**JOB:** Quote the full listing word for word.

==================================================

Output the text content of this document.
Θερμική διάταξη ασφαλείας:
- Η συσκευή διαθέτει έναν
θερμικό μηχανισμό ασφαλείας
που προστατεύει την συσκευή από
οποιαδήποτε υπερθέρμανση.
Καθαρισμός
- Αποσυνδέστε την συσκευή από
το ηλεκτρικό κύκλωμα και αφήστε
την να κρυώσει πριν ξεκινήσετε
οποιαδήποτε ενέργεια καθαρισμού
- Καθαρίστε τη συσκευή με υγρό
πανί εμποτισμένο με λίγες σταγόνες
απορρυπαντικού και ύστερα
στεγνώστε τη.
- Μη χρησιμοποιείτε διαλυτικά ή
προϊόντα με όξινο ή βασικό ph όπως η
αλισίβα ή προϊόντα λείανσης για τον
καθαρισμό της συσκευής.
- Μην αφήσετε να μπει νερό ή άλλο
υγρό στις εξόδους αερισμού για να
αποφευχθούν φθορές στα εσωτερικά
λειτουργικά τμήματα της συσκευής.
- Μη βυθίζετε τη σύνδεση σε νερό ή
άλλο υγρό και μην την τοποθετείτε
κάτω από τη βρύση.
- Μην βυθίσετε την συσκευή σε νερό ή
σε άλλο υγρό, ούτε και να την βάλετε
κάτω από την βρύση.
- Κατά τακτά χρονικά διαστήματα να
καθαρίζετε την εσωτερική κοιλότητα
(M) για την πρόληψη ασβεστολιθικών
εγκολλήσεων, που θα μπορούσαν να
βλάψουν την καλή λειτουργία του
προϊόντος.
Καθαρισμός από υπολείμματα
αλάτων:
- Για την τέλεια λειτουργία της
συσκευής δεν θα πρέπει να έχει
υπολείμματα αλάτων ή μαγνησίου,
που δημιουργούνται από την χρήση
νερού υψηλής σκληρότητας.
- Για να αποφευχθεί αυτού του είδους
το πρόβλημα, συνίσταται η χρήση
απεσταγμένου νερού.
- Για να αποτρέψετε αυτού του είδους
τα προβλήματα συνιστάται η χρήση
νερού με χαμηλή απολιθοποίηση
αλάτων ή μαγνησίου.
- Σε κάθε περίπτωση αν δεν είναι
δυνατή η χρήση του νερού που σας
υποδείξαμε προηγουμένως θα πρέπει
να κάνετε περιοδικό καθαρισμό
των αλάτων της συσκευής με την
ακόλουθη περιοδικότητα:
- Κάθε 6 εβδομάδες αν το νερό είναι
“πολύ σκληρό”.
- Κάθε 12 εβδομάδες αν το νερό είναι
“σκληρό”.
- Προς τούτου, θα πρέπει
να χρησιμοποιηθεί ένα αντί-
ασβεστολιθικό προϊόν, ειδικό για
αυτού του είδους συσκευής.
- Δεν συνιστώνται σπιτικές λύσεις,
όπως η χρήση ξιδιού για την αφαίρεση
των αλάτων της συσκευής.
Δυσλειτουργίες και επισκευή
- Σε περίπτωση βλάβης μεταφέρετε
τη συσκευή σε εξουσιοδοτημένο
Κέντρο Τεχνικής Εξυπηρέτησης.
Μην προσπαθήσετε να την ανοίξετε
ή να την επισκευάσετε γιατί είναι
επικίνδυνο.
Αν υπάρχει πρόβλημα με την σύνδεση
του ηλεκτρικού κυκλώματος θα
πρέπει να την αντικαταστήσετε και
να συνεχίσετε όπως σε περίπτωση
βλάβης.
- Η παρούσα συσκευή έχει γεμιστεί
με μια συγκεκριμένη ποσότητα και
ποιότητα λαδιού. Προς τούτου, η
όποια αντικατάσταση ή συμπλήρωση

==================================================

**WRITTEN SOLUTION:**
Output the text content of this document.
Θερμική διάταξη ασφαλείας:
- Η συσκευή διαθέτει έναν
θερμικό μηχανισμό ασφαλείας
που προστατεύει την συσκευή από
οποιαδήποτε υπερθέρμανση.
Καθαρισμός
- Αποσυνδέστε την συσκευή από
το ηλεκτρικό κύκλωμα και αφήστε
την να κρυώσει πριν ξεκινήσετε
οποιαδήποτε ενέργεια καθαρισμού
- Καθαρίστε τη συσκευή με υγρό
πανί εμποτισμένο με λίγες σταγόνες
απορρυπαντικού και ύστερα
στεγνώστε τη.
- Μη χρησιμοποιείτε διαλυτικά ή
προϊόντα με όξινο ή βασικό ph όπως η
αλισίβα ή προϊόντα λείανσης για τον
καθαρισμό της συσκευής.
- Μην αφήσετε να μπει νερό ή άλλο
υγρό στις εξόδους αερισμού για να
αποφευχθούν φθορές στα εσωτερικά
λειτουργικά τμήματα της συσκευής.
- Μη βυθίζετε τη σύνδεση σε νερό ή
άλλο υγρό και μην την τοποθετείτε
κάτω από τη βρύση.
- Μην βυθίσετε την συσκευή σε νερό ή
σε άλλο υγρό, ούτε και να την βάλετε
κάτω από την βρύση.
- Κατά τακτά χρονικά διαστήματα να
καθαρίζετε την εσωτερική κοιλότητα
(M) για την πρόληψη ασβεστολιθικών
εγκολλήσεων, που θα μπορούσαν να
βλάψουν την καλή λειτουργία του
προϊόντος.
Καθαρισμός από υπολείμματα
αλάτων:
- Για την τέλεια λειτουργία της
συσκευής δεν θα πρέπει να έχει
υπολείμματα αλάτων ή μαγνησίου,
που δημιουργούνται από την χρήση
νερού υψηλής σκληρότητας.
- Για να αποφευχθεί αυτού του είδους
το πρόβλημα, συνίσταται η χρήση
απεσταγμένου νερού.
- Για να αποτρέψετε αυτού του είδους
τα προβλήματα συνιστάται η χρήση
νερού με χαμηλή απολιθοποίηση
αλάτων ή μαγνησίου.
- Σε κάθε περίπτωση αν δεν είναι
δυνατή η χρήση του νερού που σας
υποδείξαμε προηγουμένως θα πρέπει
να κάνετε περιοδικό καθαρισμό
των αλάτων της συσκευής με την
ακόλουθη περιοδικότητα:
- Κάθε 6 εβδομάδες αν το νερό είναι
“πολύ σκληρό”.
- Κάθε 12 εβδομάδες αν το νερό είναι
“σκληρό”.
- Προς τούτου, θα πρέπει
να χρησιμοποιηθεί ένα αντί-
ασβεστολιθικό προϊόν, ειδικό για
αυτού του είδους συσκευής.
- Δεν συνιστώνται σπιτικές λύσεις,
όπως η χρήση ξιδιού για την αφαίρεση
των αλάτων της συσκευής.
Δυσλειτουργίες και επισκευή
- Σε περίπτωση βλάβης μεταφέρετε
τη συσκευή σε εξουσιοδοτημένο
Κέντρο Τεχνικής Εξυπηρέτησης.
Μην προσπαθήσετε να την ανοίξετε
ή να την επισκευάσετε γιατί είναι
επικίνδυνο.
Αν υπάρχει πρόβλημα με την σύνδεση
του ηλεκτρικού κυκλώματος θα
πρέπει να την αντικαταστήσετε και
να συνεχίσετε όπως σε περίπτωση
βλάβης.
- Η παρούσα συσκευή έχει γεμιστεί
με μια συγκεκριμένη ποσότητα και
ποιότητα λαδιού. Προς τούτου, η
όποια αντικατάσταση ή συμπλήρωση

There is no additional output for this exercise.